Records provided:

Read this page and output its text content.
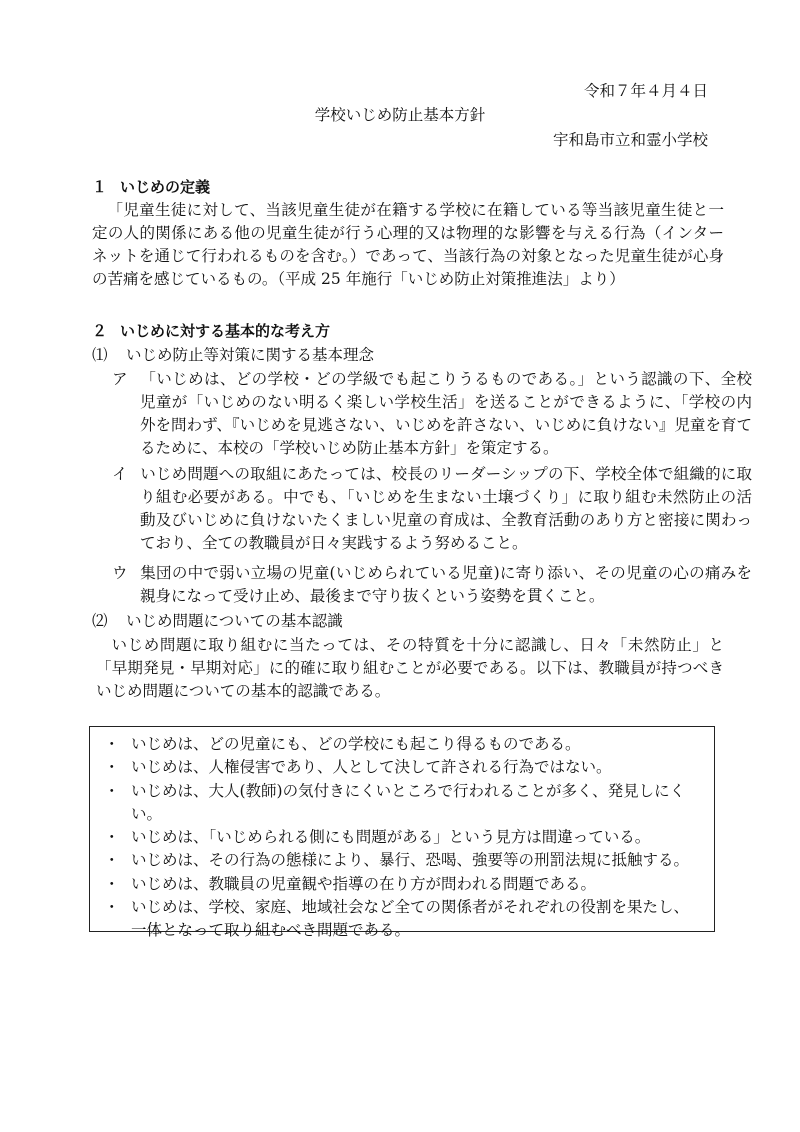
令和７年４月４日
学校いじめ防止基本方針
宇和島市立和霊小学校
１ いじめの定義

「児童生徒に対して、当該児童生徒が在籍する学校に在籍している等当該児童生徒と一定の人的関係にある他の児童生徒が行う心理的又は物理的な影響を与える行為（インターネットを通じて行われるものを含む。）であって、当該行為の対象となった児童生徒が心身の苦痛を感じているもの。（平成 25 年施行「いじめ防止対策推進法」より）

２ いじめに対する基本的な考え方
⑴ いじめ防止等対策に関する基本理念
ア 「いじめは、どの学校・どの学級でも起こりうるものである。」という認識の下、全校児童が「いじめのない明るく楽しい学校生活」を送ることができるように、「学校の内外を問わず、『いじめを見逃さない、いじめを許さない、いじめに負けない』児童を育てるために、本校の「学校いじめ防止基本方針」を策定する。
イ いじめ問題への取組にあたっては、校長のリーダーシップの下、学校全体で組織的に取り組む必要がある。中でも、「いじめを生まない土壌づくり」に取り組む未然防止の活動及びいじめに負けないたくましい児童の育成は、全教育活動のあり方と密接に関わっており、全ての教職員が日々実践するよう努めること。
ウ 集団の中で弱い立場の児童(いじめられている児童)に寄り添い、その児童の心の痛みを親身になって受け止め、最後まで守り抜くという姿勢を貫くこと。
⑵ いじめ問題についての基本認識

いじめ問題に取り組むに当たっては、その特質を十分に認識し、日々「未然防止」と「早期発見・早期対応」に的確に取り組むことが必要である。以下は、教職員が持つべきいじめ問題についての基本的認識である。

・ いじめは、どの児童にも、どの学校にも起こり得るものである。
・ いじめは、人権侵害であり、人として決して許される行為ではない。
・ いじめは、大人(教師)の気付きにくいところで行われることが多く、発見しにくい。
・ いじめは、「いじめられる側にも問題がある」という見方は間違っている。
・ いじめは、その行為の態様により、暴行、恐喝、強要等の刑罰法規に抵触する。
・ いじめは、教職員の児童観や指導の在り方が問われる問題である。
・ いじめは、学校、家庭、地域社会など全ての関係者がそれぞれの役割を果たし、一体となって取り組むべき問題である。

Given exercise:
Output every entry verbatim. Pictures do not belong in the copy.

Task solution:
Read this page and output its text content.
令和７年４月４日
学校いじめ防止基本方針
宇和島市立和霊小学校
１ いじめの定義

「児童生徒に対して、当該児童生徒が在籍する学校に在籍している等当該児童生徒と一定の人的関係にある他の児童生徒が行う心理的又は物理的な影響を与える行為（インターネットを通じて行われるものを含む。）であって、当該行為の対象となった児童生徒が心身の苦痛を感じているもの。（平成 25 年施行「いじめ防止対策推進法」より）

２ いじめに対する基本的な考え方
⑴ いじめ防止等対策に関する基本理念
ア 「いじめは、どの学校・どの学級でも起こりうるものである。」という認識の下、全校児童が「いじめのない明るく楽しい学校生活」を送ることができるように、「学校の内外を問わず、『いじめを見逃さない、いじめを許さない、いじめに負けない』児童を育てるために、本校の「学校いじめ防止基本方針」を策定する。
イ いじめ問題への取組にあたっては、校長のリーダーシップの下、学校全体で組織的に取り組む必要がある。中でも、「いじめを生まない土壌づくり」に取り組む未然防止の活動及びいじめに負けないたくましい児童の育成は、全教育活動のあり方と密接に関わっており、全ての教職員が日々実践するよう努めること。
ウ 集団の中で弱い立場の児童(いじめられている児童)に寄り添い、その児童の心の痛みを親身になって受け止め、最後まで守り抜くという姿勢を貫くこと。
⑵ いじめ問題についての基本認識

いじめ問題に取り組むに当たっては、その特質を十分に認識し、日々「未然防止」と「早期発見・早期対応」に的確に取り組むことが必要である。以下は、教職員が持つべきいじめ問題についての基本的認識である。

・ いじめは、どの児童にも、どの学校にも起こり得るものである。
・ いじめは、人権侵害であり、人として決して許される行為ではない。
・ いじめは、大人(教師)の気付きにくいところで行われることが多く、発見しにくい。
・ いじめは、「いじめられる側にも問題がある」という見方は間違っている。
・ いじめは、その行為の態様により、暴行、恐喝、強要等の刑罰法規に抵触する。
・ いじめは、教職員の児童観や指導の在り方が問われる問題である。
・ いじめは、学校、家庭、地域社会など全ての関係者がそれぞれの役割を果たし、一体となって取り組むべき問題である。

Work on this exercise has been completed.